PROMPT: Leave out every picture, then transcribe the rest of the listing exactly.

(Saved data entries)
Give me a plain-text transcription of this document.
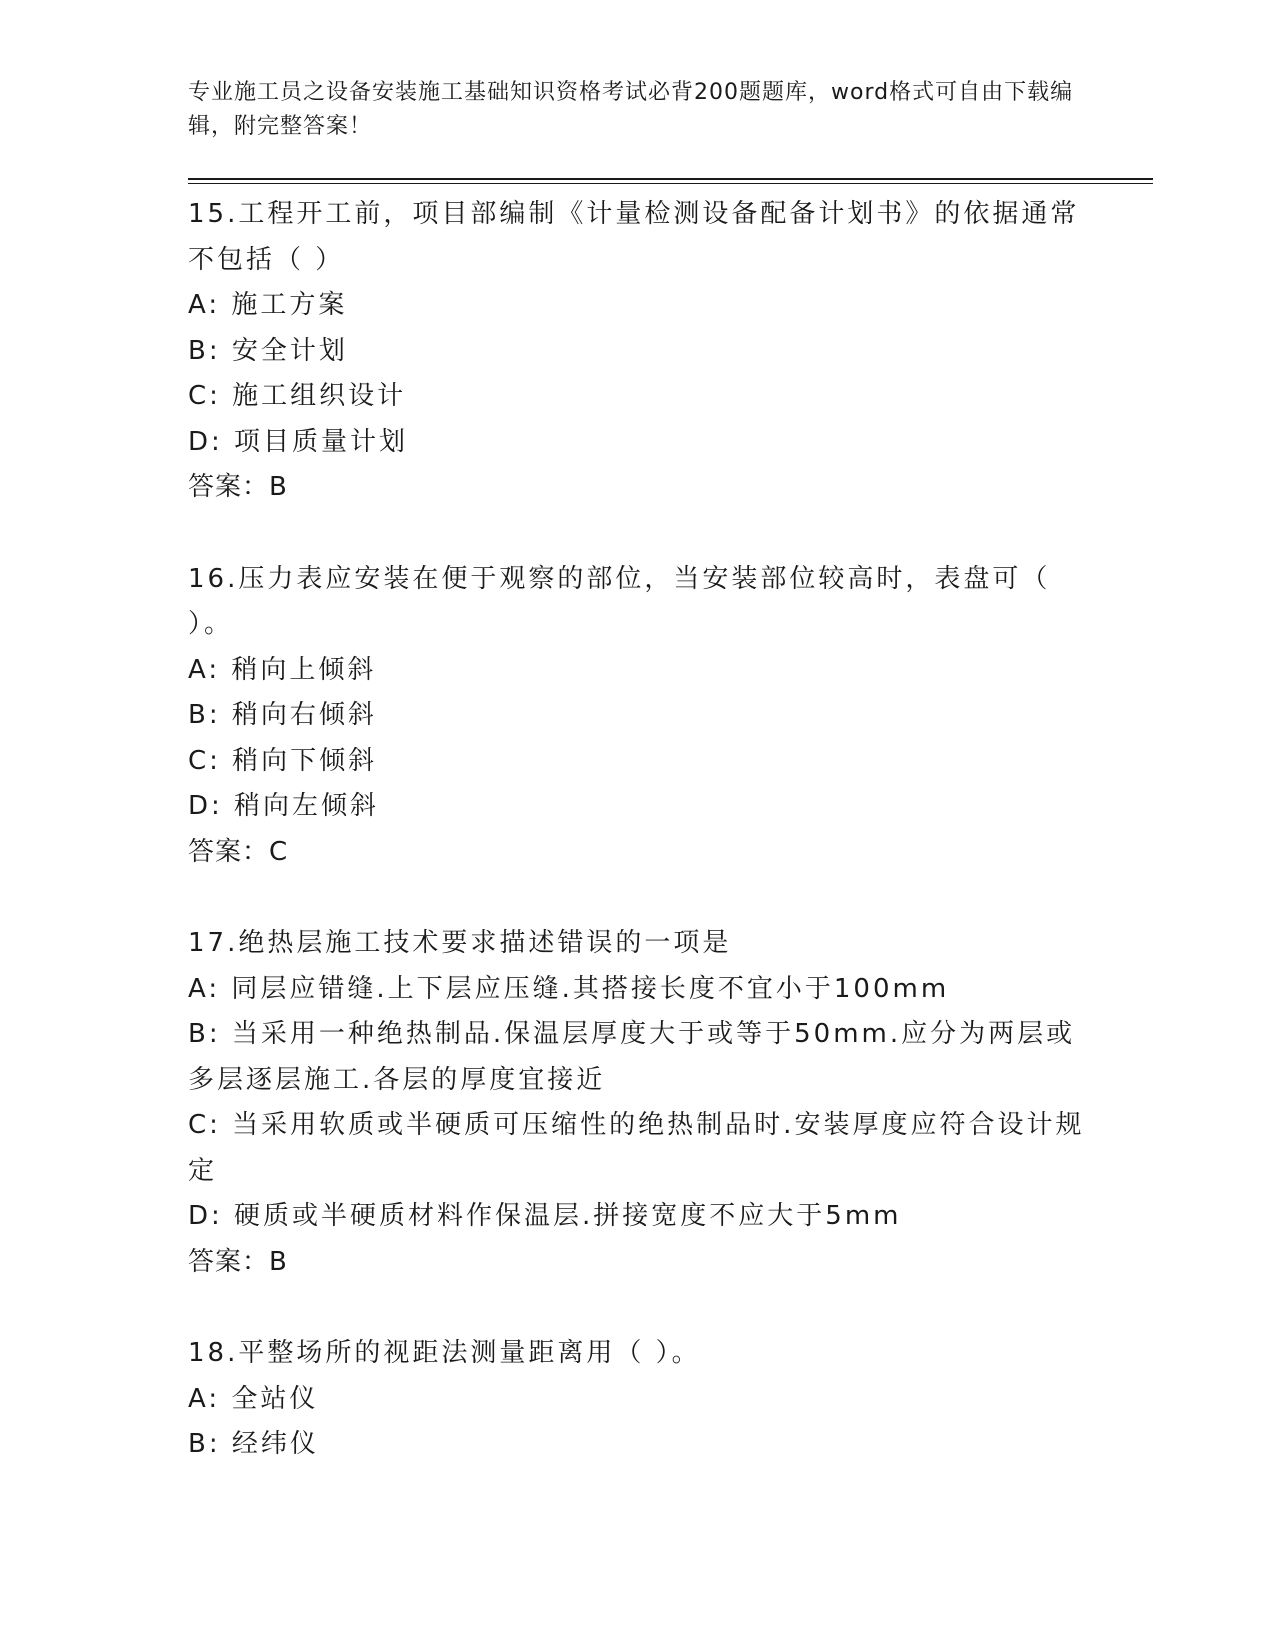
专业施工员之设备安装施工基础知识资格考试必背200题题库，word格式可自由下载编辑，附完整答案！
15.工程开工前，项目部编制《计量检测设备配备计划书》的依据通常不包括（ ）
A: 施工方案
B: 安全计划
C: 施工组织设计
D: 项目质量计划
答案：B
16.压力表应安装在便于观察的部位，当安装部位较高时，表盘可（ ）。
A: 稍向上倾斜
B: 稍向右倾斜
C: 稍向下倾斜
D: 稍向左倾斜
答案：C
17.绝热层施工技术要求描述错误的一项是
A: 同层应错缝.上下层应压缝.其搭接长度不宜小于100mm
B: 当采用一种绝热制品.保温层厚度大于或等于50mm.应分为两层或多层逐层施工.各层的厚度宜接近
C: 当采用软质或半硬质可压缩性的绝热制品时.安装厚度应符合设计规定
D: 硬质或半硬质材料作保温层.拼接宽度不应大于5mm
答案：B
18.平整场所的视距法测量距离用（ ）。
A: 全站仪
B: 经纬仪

EXERCISE RESULT:
Give me a plain-text transcription of this document.
专业施工员之设备安装施工基础知识资格考试必背200题题库，word格式可自由下载编辑，附完整答案！
15.工程开工前，项目部编制《计量检测设备配备计划书》的依据通常不包括（ ）
A: 施工方案
B: 安全计划
C: 施工组织设计
D: 项目质量计划
答案：B
16.压力表应安装在便于观察的部位，当安装部位较高时，表盘可（ ）。
A: 稍向上倾斜
B: 稍向右倾斜
C: 稍向下倾斜
D: 稍向左倾斜
答案：C
17.绝热层施工技术要求描述错误的一项是
A: 同层应错缝.上下层应压缝.其搭接长度不宜小于100mm
B: 当采用一种绝热制品.保温层厚度大于或等于50mm.应分为两层或多层逐层施工.各层的厚度宜接近
C: 当采用软质或半硬质可压缩性的绝热制品时.安装厚度应符合设计规定
D: 硬质或半硬质材料作保温层.拼接宽度不应大于5mm
答案：B
18.平整场所的视距法测量距离用（ ）。
A: 全站仪
B: 经纬仪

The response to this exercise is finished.